> [Written exercise]
Identify all lines in the data containing the string "JSON". Copy them out.

··· Data for this task ···

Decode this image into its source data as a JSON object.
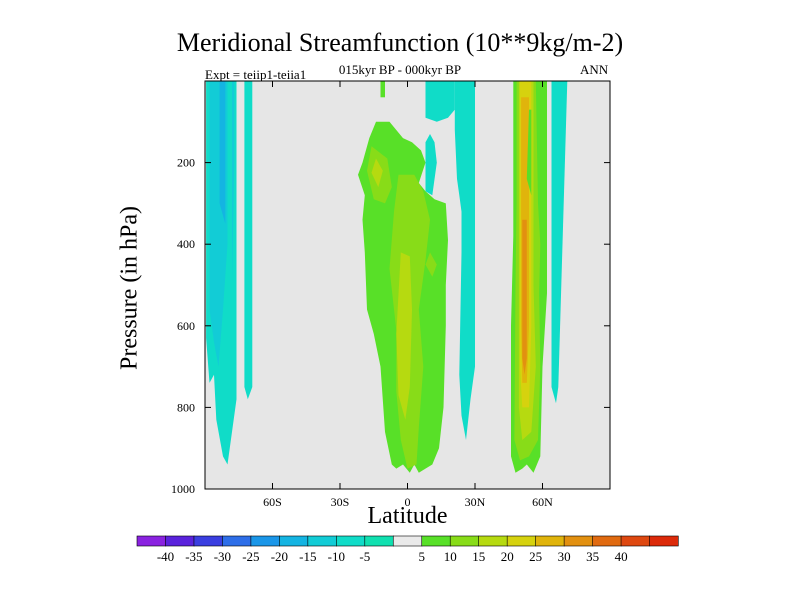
{
  "chart_data": {
    "type": "heatmap",
    "title": "Meridional Streamfunction (10**9kg/m-2)",
    "subtitle": "015kyr BP - 000kyr BP",
    "left_label": "Expt = teiip1-teiia1",
    "right_label": "ANN",
    "xlabel": "Latitude",
    "ylabel": "Pressure (in hPa)",
    "xlim": [
      -90,
      90
    ],
    "ylim": [
      1000,
      0
    ],
    "x_ticks": [
      {
        "value": -60,
        "label": "60S"
      },
      {
        "value": -30,
        "label": "30S"
      },
      {
        "value": 0,
        "label": "0"
      },
      {
        "value": 30,
        "label": "30N"
      },
      {
        "value": 60,
        "label": "60N"
      }
    ],
    "y_ticks": [
      {
        "value": 200,
        "label": "200"
      },
      {
        "value": 400,
        "label": "400"
      },
      {
        "value": 600,
        "label": "600"
      },
      {
        "value": 800,
        "label": "800"
      },
      {
        "value": 1000,
        "label": "1000"
      }
    ],
    "missing_color": "#e6e6e6",
    "colorbar": {
      "colors": [
        "#8a22e0",
        "#5a22dc",
        "#3a3ee0",
        "#2e6ee8",
        "#1a96e8",
        "#14b4e2",
        "#12ccd6",
        "#10dcc8",
        "#10e0b0",
        "#eaeaea",
        "#58e028",
        "#88dc18",
        "#b6da10",
        "#d6d20e",
        "#e0b40c",
        "#e29010",
        "#e06a10",
        "#de4810",
        "#dc2a0a"
      ],
      "labels": [
        "-40",
        "-35",
        "-30",
        "-25",
        "-20",
        "-15",
        "-10",
        "-5",
        "5",
        "10",
        "15",
        "20",
        "25",
        "30",
        "35",
        "40"
      ]
    },
    "regions": [
      {
        "value": -7.5,
        "color": "#10dcc8",
        "points": [
          [
            -89.5,
            0
          ],
          [
            -89.5,
            630
          ],
          [
            -88,
            740
          ],
          [
            -86,
            720
          ],
          [
            -85,
            830
          ],
          [
            -82,
            920
          ],
          [
            -80,
            940
          ],
          [
            -78,
            860
          ],
          [
            -76,
            780
          ],
          [
            -76,
            0
          ]
        ]
      },
      {
        "value": -12.5,
        "color": "#12ccd6",
        "points": [
          [
            -88,
            0
          ],
          [
            -88,
            560
          ],
          [
            -86,
            640
          ],
          [
            -84,
            700
          ],
          [
            -82,
            560
          ],
          [
            -80,
            400
          ],
          [
            -80,
            0
          ]
        ]
      },
      {
        "value": -12.5,
        "color": "#12ccd6",
        "points": [
          [
            -78,
            0
          ],
          [
            -78,
            500
          ],
          [
            -77,
            200
          ],
          [
            -77,
            0
          ]
        ]
      },
      {
        "value": -17.5,
        "color": "#14b4e2",
        "points": [
          [
            -83.5,
            0
          ],
          [
            -83.5,
            300
          ],
          [
            -81,
            350
          ],
          [
            -81,
            0
          ]
        ]
      },
      {
        "value": -7.5,
        "color": "#10dcc8",
        "points": [
          [
            -72.5,
            0
          ],
          [
            -72.5,
            750
          ],
          [
            -71,
            780
          ],
          [
            -69,
            750
          ],
          [
            -69,
            0
          ]
        ]
      },
      {
        "value": 7.5,
        "color": "#58e028",
        "points": [
          [
            -12,
            0
          ],
          [
            -12,
            40
          ],
          [
            -10,
            40
          ],
          [
            -10,
            0
          ]
        ]
      },
      {
        "value": 7.5,
        "color": "#58e028",
        "points": [
          [
            -20,
            200
          ],
          [
            -22,
            230
          ],
          [
            -19,
            280
          ],
          [
            -20,
            340
          ],
          [
            -19,
            420
          ],
          [
            -18,
            560
          ],
          [
            -15,
            620
          ],
          [
            -12,
            700
          ],
          [
            -10,
            860
          ],
          [
            -7,
            940
          ],
          [
            -5,
            950
          ],
          [
            -2,
            940
          ],
          [
            1,
            960
          ],
          [
            3,
            940
          ],
          [
            5,
            960
          ],
          [
            8,
            950
          ],
          [
            11,
            940
          ],
          [
            14,
            900
          ],
          [
            16,
            800
          ],
          [
            17,
            600
          ],
          [
            17,
            500
          ],
          [
            18,
            390
          ],
          [
            17,
            300
          ],
          [
            12,
            290
          ],
          [
            8,
            270
          ],
          [
            5,
            250
          ],
          [
            8,
            200
          ],
          [
            6,
            170
          ],
          [
            2,
            150
          ],
          [
            -2,
            140
          ],
          [
            -5,
            120
          ],
          [
            -8,
            100
          ],
          [
            -14,
            100
          ],
          [
            -17,
            140
          ]
        ]
      },
      {
        "value": 12.5,
        "color": "#88dc18",
        "points": [
          [
            -16,
            160
          ],
          [
            -18,
            220
          ],
          [
            -15,
            290
          ],
          [
            -10,
            300
          ],
          [
            -7,
            260
          ],
          [
            -9,
            190
          ]
        ]
      },
      {
        "value": 12.5,
        "color": "#88dc18",
        "points": [
          [
            -4,
            230
          ],
          [
            -6,
            320
          ],
          [
            -8,
            460
          ],
          [
            -5,
            610
          ],
          [
            -5,
            760
          ],
          [
            -3,
            880
          ],
          [
            0,
            950
          ],
          [
            4,
            940
          ],
          [
            5,
            850
          ],
          [
            7,
            700
          ],
          [
            5,
            560
          ],
          [
            8,
            440
          ],
          [
            10,
            340
          ],
          [
            7,
            270
          ],
          [
            3,
            230
          ]
        ]
      },
      {
        "value": 17.5,
        "color": "#b6da10",
        "points": [
          [
            -14,
            190
          ],
          [
            -16,
            225
          ],
          [
            -13,
            260
          ],
          [
            -11,
            220
          ]
        ]
      },
      {
        "value": 17.5,
        "color": "#b6da10",
        "points": [
          [
            -3,
            420
          ],
          [
            -5,
            620
          ],
          [
            -4,
            770
          ],
          [
            -1,
            830
          ],
          [
            1,
            750
          ],
          [
            2,
            560
          ],
          [
            1,
            430
          ]
        ]
      },
      {
        "value": 12.5,
        "color": "#88dc18",
        "points": [
          [
            10,
            420
          ],
          [
            8,
            450
          ],
          [
            11,
            480
          ],
          [
            13,
            450
          ]
        ]
      },
      {
        "value": 7.5,
        "color": "#58e028",
        "points": [
          [
            15,
            0
          ],
          [
            15,
            60
          ],
          [
            17,
            60
          ],
          [
            17,
            0
          ]
        ]
      },
      {
        "value": -7.5,
        "color": "#10dcc8",
        "points": [
          [
            8,
            0
          ],
          [
            8,
            90
          ],
          [
            13,
            100
          ],
          [
            18,
            90
          ],
          [
            21,
            70
          ],
          [
            21,
            0
          ]
        ]
      },
      {
        "value": -7.5,
        "color": "#10dcc8",
        "points": [
          [
            8,
            200
          ],
          [
            8,
            270
          ],
          [
            11,
            280
          ],
          [
            13,
            200
          ],
          [
            12,
            150
          ],
          [
            10,
            130
          ],
          [
            8,
            150
          ]
        ]
      },
      {
        "value": -7.5,
        "color": "#10dcc8",
        "points": [
          [
            23,
            280
          ],
          [
            24,
            320
          ],
          [
            24,
            420
          ],
          [
            23,
            720
          ],
          [
            24,
            820
          ],
          [
            26,
            880
          ],
          [
            28,
            780
          ],
          [
            30,
            700
          ],
          [
            30,
            0
          ],
          [
            21,
            0
          ],
          [
            21,
            120
          ],
          [
            22,
            240
          ]
        ]
      },
      {
        "value": 7.5,
        "color": "#58e028",
        "points": [
          [
            47,
            0
          ],
          [
            47,
            380
          ],
          [
            46,
            600
          ],
          [
            46,
            920
          ],
          [
            48,
            960
          ],
          [
            51,
            950
          ],
          [
            53,
            940
          ],
          [
            56,
            960
          ],
          [
            59,
            920
          ],
          [
            60,
            700
          ],
          [
            62,
            520
          ],
          [
            62,
            0
          ]
        ]
      },
      {
        "value": 12.5,
        "color": "#88dc18",
        "points": [
          [
            48.5,
            0
          ],
          [
            48.5,
            300
          ],
          [
            48,
            500
          ],
          [
            47.5,
            880
          ],
          [
            50,
            930
          ],
          [
            54,
            920
          ],
          [
            58,
            880
          ],
          [
            59,
            700
          ],
          [
            58.5,
            520
          ],
          [
            59,
            400
          ],
          [
            58,
            300
          ],
          [
            57,
            0
          ]
        ]
      },
      {
        "value": 17.5,
        "color": "#b6da10",
        "points": [
          [
            49.5,
            0
          ],
          [
            49.5,
            800
          ],
          [
            51,
            880
          ],
          [
            55,
            860
          ],
          [
            57,
            700
          ],
          [
            56,
            500
          ],
          [
            56,
            0
          ]
        ]
      },
      {
        "value": 22.5,
        "color": "#d6d20e",
        "points": [
          [
            50,
            0
          ],
          [
            50,
            700
          ],
          [
            51,
            800
          ],
          [
            54,
            800
          ],
          [
            55,
            600
          ],
          [
            55,
            0
          ]
        ]
      },
      {
        "value": 27.5,
        "color": "#e0b40c",
        "points": [
          [
            50.5,
            40
          ],
          [
            50.5,
            600
          ],
          [
            51,
            740
          ],
          [
            53,
            740
          ],
          [
            54,
            600
          ],
          [
            54,
            40
          ]
        ]
      },
      {
        "value": 32.5,
        "color": "#e29010",
        "points": [
          [
            51,
            340
          ],
          [
            51,
            680
          ],
          [
            52,
            720
          ],
          [
            53,
            680
          ],
          [
            53,
            340
          ]
        ]
      },
      {
        "value": 7.5,
        "color": "#58e028",
        "points": [
          [
            54,
            70
          ],
          [
            53,
            240
          ],
          [
            55,
            280
          ],
          [
            55,
            70
          ]
        ]
      },
      {
        "value": -7.5,
        "color": "#10dcc8",
        "points": [
          [
            64,
            0
          ],
          [
            64,
            750
          ],
          [
            66,
            790
          ],
          [
            67,
            750
          ],
          [
            71,
            0
          ]
        ]
      }
    ]
  }
}
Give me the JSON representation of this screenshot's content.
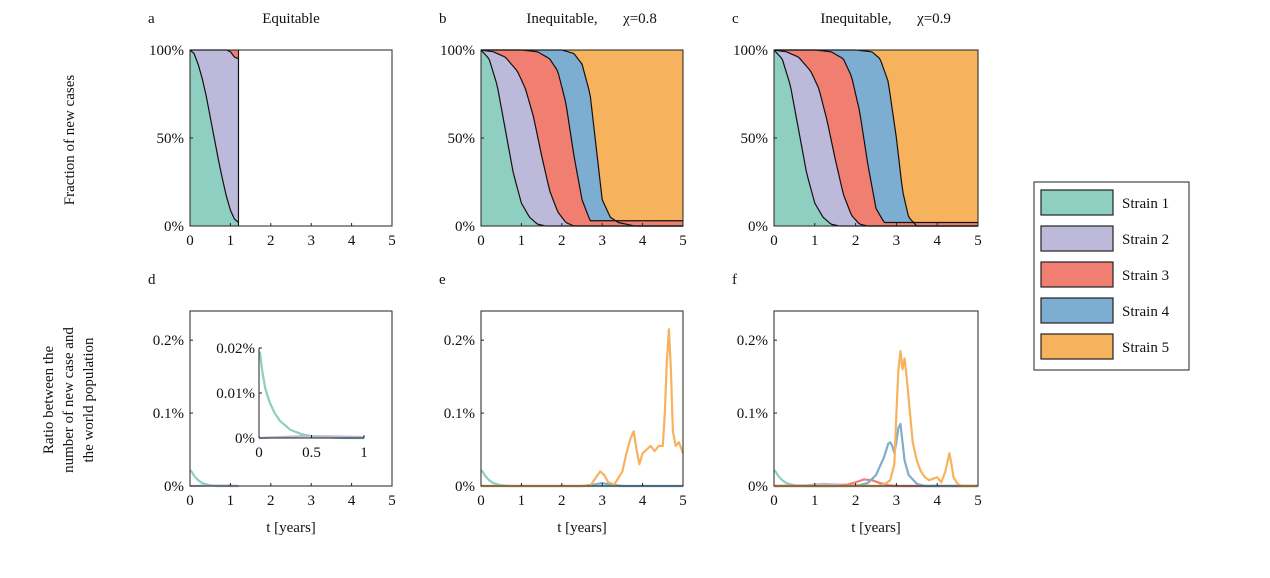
{
  "figure": {
    "row1_ylabel": "Fraction of new cases",
    "row2_ylabel_lines": [
      "Ratio between the",
      "number of new case and",
      "the world population"
    ],
    "xlabel": "t [years]"
  },
  "legend": {
    "placement": "right",
    "items": [
      {
        "label": "Strain 1",
        "color": "#8ecfc1"
      },
      {
        "label": "Strain 2",
        "color": "#bdb9da"
      },
      {
        "label": "Strain 3",
        "color": "#f07f72"
      },
      {
        "label": "Strain 4",
        "color": "#7dadd1"
      },
      {
        "label": "Strain 5",
        "color": "#f7b25e"
      }
    ]
  },
  "chart_data": [
    {
      "id": "a",
      "panel_label": "a",
      "title": "Equitable",
      "type": "area",
      "stacked": true,
      "xlim": [
        0,
        5
      ],
      "ylim": [
        0,
        1
      ],
      "xticks": [
        "0",
        "1",
        "2",
        "3",
        "4",
        "5"
      ],
      "yticks": [
        "0%",
        "50%",
        "100%"
      ],
      "ytick_values": [
        0,
        0.5,
        1
      ],
      "series": [
        {
          "name": "Strain 1",
          "x": [
            0,
            0.1,
            0.2,
            0.3,
            0.4,
            0.5,
            0.6,
            0.7,
            0.8,
            0.9,
            1.0,
            1.1,
            1.2
          ],
          "y": [
            1.0,
            0.98,
            0.92,
            0.84,
            0.74,
            0.62,
            0.5,
            0.38,
            0.27,
            0.17,
            0.09,
            0.04,
            0.02
          ]
        },
        {
          "name": "Strain 2",
          "x": [
            0,
            0.1,
            0.2,
            0.3,
            0.4,
            0.5,
            0.6,
            0.7,
            0.8,
            0.9,
            1.0,
            1.1,
            1.2
          ],
          "y": [
            0,
            0.02,
            0.08,
            0.16,
            0.26,
            0.38,
            0.5,
            0.62,
            0.73,
            0.83,
            0.9,
            0.92,
            0.93
          ]
        },
        {
          "name": "Strain 3",
          "x": [
            0,
            0.1,
            0.2,
            0.3,
            0.4,
            0.5,
            0.6,
            0.7,
            0.8,
            0.9,
            1.0,
            1.1,
            1.2
          ],
          "y": [
            0,
            0,
            0,
            0,
            0,
            0,
            0,
            0,
            0,
            0,
            0.01,
            0.04,
            0.05
          ]
        }
      ]
    },
    {
      "id": "b",
      "panel_label": "b",
      "title": "Inequitable,",
      "title_chi": "χ=0.8",
      "type": "area",
      "stacked": true,
      "xlim": [
        0,
        5
      ],
      "ylim": [
        0,
        1
      ],
      "xticks": [
        "0",
        "1",
        "2",
        "3",
        "4",
        "5"
      ],
      "yticks": [
        "0%",
        "50%",
        "100%"
      ],
      "ytick_values": [
        0,
        0.5,
        1
      ],
      "boundaries": [
        {
          "name": "Strain 1",
          "x": [
            0,
            0.2,
            0.4,
            0.6,
            0.8,
            1.0,
            1.2,
            1.4,
            1.6
          ],
          "y": [
            1,
            0.95,
            0.8,
            0.55,
            0.3,
            0.13,
            0.05,
            0.01,
            0
          ]
        },
        {
          "name": "Strain 2",
          "x": [
            0,
            0.3,
            0.6,
            0.9,
            1.1,
            1.3,
            1.5,
            1.7,
            1.9,
            2.1,
            2.3
          ],
          "y": [
            1,
            0.99,
            0.96,
            0.88,
            0.78,
            0.62,
            0.4,
            0.2,
            0.08,
            0.02,
            0
          ]
        },
        {
          "name": "Strain 3",
          "x": [
            0,
            0.5,
            1.0,
            1.4,
            1.7,
            1.9,
            2.1,
            2.3,
            2.5,
            2.7
          ],
          "y": [
            1,
            1,
            1,
            0.99,
            0.95,
            0.88,
            0.7,
            0.4,
            0.15,
            0.03
          ]
        },
        {
          "name": "Strain 4",
          "x": [
            0,
            0.8,
            1.6,
            2.0,
            2.3,
            2.5,
            2.7,
            2.85,
            3.0,
            3.2,
            3.4,
            3.6,
            3.8,
            5.0
          ],
          "y": [
            1,
            1,
            1,
            1,
            0.98,
            0.92,
            0.75,
            0.45,
            0.15,
            0.05,
            0.02,
            0.01,
            0,
            0
          ]
        }
      ]
    },
    {
      "id": "c",
      "panel_label": "c",
      "title": "Inequitable,",
      "title_chi": "χ=0.9",
      "type": "area",
      "stacked": true,
      "xlim": [
        0,
        5
      ],
      "ylim": [
        0,
        1
      ],
      "xticks": [
        "0",
        "1",
        "2",
        "3",
        "4",
        "5"
      ],
      "yticks": [
        "0%",
        "50%",
        "100%"
      ],
      "ytick_values": [
        0,
        0.5,
        1
      ],
      "boundaries": [
        {
          "name": "Strain 1",
          "x": [
            0,
            0.2,
            0.4,
            0.6,
            0.8,
            1.0,
            1.2,
            1.4,
            1.6
          ],
          "y": [
            1,
            0.95,
            0.8,
            0.55,
            0.3,
            0.13,
            0.05,
            0.01,
            0
          ]
        },
        {
          "name": "Strain 2",
          "x": [
            0,
            0.3,
            0.6,
            0.9,
            1.1,
            1.3,
            1.5,
            1.7,
            1.9,
            2.1,
            2.3
          ],
          "y": [
            1,
            0.99,
            0.96,
            0.88,
            0.78,
            0.6,
            0.38,
            0.18,
            0.06,
            0.01,
            0
          ]
        },
        {
          "name": "Strain 3",
          "x": [
            0,
            0.5,
            1.0,
            1.4,
            1.7,
            1.9,
            2.1,
            2.3,
            2.5,
            2.7
          ],
          "y": [
            1,
            1,
            1,
            0.99,
            0.95,
            0.85,
            0.65,
            0.35,
            0.1,
            0.02
          ]
        },
        {
          "name": "Strain 4",
          "x": [
            0,
            0.8,
            1.6,
            2.0,
            2.4,
            2.6,
            2.8,
            3.0,
            3.15,
            3.3,
            3.5,
            5.0
          ],
          "y": [
            1,
            1,
            1,
            1,
            0.99,
            0.95,
            0.82,
            0.5,
            0.2,
            0.05,
            0,
            0
          ]
        }
      ]
    },
    {
      "id": "d",
      "panel_label": "d",
      "type": "line",
      "xlim": [
        0,
        5
      ],
      "ylim": [
        0,
        0.24
      ],
      "xticks": [
        "0",
        "1",
        "2",
        "3",
        "4",
        "5"
      ],
      "yticks": [
        "0%",
        "0.1%",
        "0.2%"
      ],
      "ytick_values": [
        0,
        0.1,
        0.2
      ],
      "series": [
        {
          "name": "Strain 1",
          "x": [
            0,
            0.05,
            0.1,
            0.2,
            0.3,
            0.5,
            0.7,
            1.0,
            1.2
          ],
          "y": [
            0.022,
            0.019,
            0.014,
            0.008,
            0.004,
            0.001,
            0,
            0,
            0
          ]
        },
        {
          "name": "Strain 2",
          "x": [
            0,
            0.5,
            1.0,
            1.2
          ],
          "y": [
            0,
            0.0005,
            0.0008,
            0
          ]
        }
      ],
      "inset": {
        "xlim": [
          0,
          1
        ],
        "ylim": [
          0,
          0.02
        ],
        "xticks": [
          "0",
          "0.5",
          "1"
        ],
        "yticks": [
          "0%",
          "0.01%",
          "0.02%"
        ],
        "ytick_values": [
          0,
          0.01,
          0.02
        ],
        "series": [
          {
            "name": "Strain 1",
            "x": [
              0,
              0.01,
              0.03,
              0.06,
              0.1,
              0.15,
              0.2,
              0.3,
              0.4,
              0.5,
              0.6,
              0.8,
              1.0
            ],
            "y": [
              0.019,
              0.019,
              0.015,
              0.011,
              0.008,
              0.0055,
              0.0038,
              0.0018,
              0.0009,
              0.0004,
              0.0002,
              0,
              0
            ]
          },
          {
            "name": "Strain 2",
            "x": [
              0,
              0.2,
              0.4,
              0.6,
              0.8,
              1.0
            ],
            "y": [
              0,
              0.0002,
              0.0004,
              0.0004,
              0.0003,
              0.0002
            ]
          }
        ]
      }
    },
    {
      "id": "e",
      "panel_label": "e",
      "type": "line",
      "xlim": [
        0,
        5
      ],
      "ylim": [
        0,
        0.24
      ],
      "xticks": [
        "0",
        "1",
        "2",
        "3",
        "4",
        "5"
      ],
      "yticks": [
        "0%",
        "0.1%",
        "0.2%"
      ],
      "ytick_values": [
        0,
        0.1,
        0.2
      ],
      "series": [
        {
          "name": "Strain 1",
          "x": [
            0,
            0.05,
            0.1,
            0.2,
            0.3,
            0.5,
            0.7,
            1.0,
            5.0
          ],
          "y": [
            0.022,
            0.019,
            0.014,
            0.008,
            0.004,
            0.001,
            0,
            0,
            0
          ]
        },
        {
          "name": "Strain 4",
          "x": [
            0,
            2.5,
            2.8,
            3.0,
            3.2,
            3.5,
            5.0
          ],
          "y": [
            0,
            0,
            0.002,
            0.004,
            0.002,
            0,
            0
          ]
        },
        {
          "name": "Strain 5",
          "x": [
            0,
            2.7,
            2.85,
            2.95,
            3.05,
            3.15,
            3.3,
            3.5,
            3.6,
            3.7,
            3.78,
            3.85,
            3.92,
            4.0,
            4.1,
            4.2,
            4.3,
            4.4,
            4.5,
            4.55,
            4.6,
            4.65,
            4.7,
            4.75,
            4.82,
            4.9,
            5.0
          ],
          "y": [
            0,
            0,
            0.012,
            0.02,
            0.015,
            0.005,
            0.002,
            0.02,
            0.045,
            0.065,
            0.075,
            0.05,
            0.03,
            0.045,
            0.05,
            0.055,
            0.048,
            0.055,
            0.055,
            0.1,
            0.17,
            0.215,
            0.16,
            0.075,
            0.055,
            0.06,
            0.045
          ]
        }
      ]
    },
    {
      "id": "f",
      "panel_label": "f",
      "type": "line",
      "xlim": [
        0,
        5
      ],
      "ylim": [
        0,
        0.24
      ],
      "xticks": [
        "0",
        "1",
        "2",
        "3",
        "4",
        "5"
      ],
      "yticks": [
        "0%",
        "0.1%",
        "0.2%"
      ],
      "ytick_values": [
        0,
        0.1,
        0.2
      ],
      "series": [
        {
          "name": "Strain 1",
          "x": [
            0,
            0.05,
            0.1,
            0.2,
            0.3,
            0.5,
            0.7,
            1.0,
            5.0
          ],
          "y": [
            0.022,
            0.019,
            0.014,
            0.008,
            0.004,
            0.001,
            0,
            0,
            0
          ]
        },
        {
          "name": "Strain 2",
          "x": [
            0,
            0.8,
            1.2,
            1.6,
            2.0,
            2.4,
            5.0
          ],
          "y": [
            0,
            0.001,
            0.003,
            0.002,
            0.001,
            0,
            0
          ]
        },
        {
          "name": "Strain 3",
          "x": [
            0,
            1.5,
            1.8,
            2.0,
            2.2,
            2.4,
            2.6,
            2.8,
            3.0,
            5.0
          ],
          "y": [
            0,
            0,
            0.002,
            0.005,
            0.009,
            0.008,
            0.004,
            0.001,
            0,
            0
          ]
        },
        {
          "name": "Strain 4",
          "x": [
            0,
            2.0,
            2.3,
            2.5,
            2.7,
            2.8,
            2.85,
            2.9,
            2.95,
            3.0,
            3.05,
            3.1,
            3.15,
            3.2,
            3.3,
            3.5,
            3.7,
            5.0
          ],
          "y": [
            0,
            0,
            0.004,
            0.015,
            0.04,
            0.058,
            0.06,
            0.055,
            0.045,
            0.06,
            0.08,
            0.085,
            0.06,
            0.035,
            0.015,
            0.003,
            0,
            0
          ]
        },
        {
          "name": "Strain 5",
          "x": [
            0,
            2.5,
            2.7,
            2.85,
            2.95,
            3.0,
            3.05,
            3.1,
            3.15,
            3.2,
            3.25,
            3.3,
            3.4,
            3.5,
            3.6,
            3.7,
            3.8,
            3.9,
            4.0,
            4.1,
            4.2,
            4.3,
            4.35,
            4.4,
            4.5,
            4.6,
            4.8,
            5.0
          ],
          "y": [
            0,
            0,
            0.002,
            0.008,
            0.03,
            0.1,
            0.16,
            0.185,
            0.16,
            0.175,
            0.15,
            0.12,
            0.06,
            0.035,
            0.02,
            0.012,
            0.008,
            0.01,
            0.012,
            0.005,
            0.02,
            0.045,
            0.03,
            0.012,
            0.003,
            0,
            0,
            0
          ]
        }
      ]
    }
  ]
}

···

> [Result of this exercise]
Decode this image into its source data as a JSON object.
Give me the JSON representation of this screenshot's content.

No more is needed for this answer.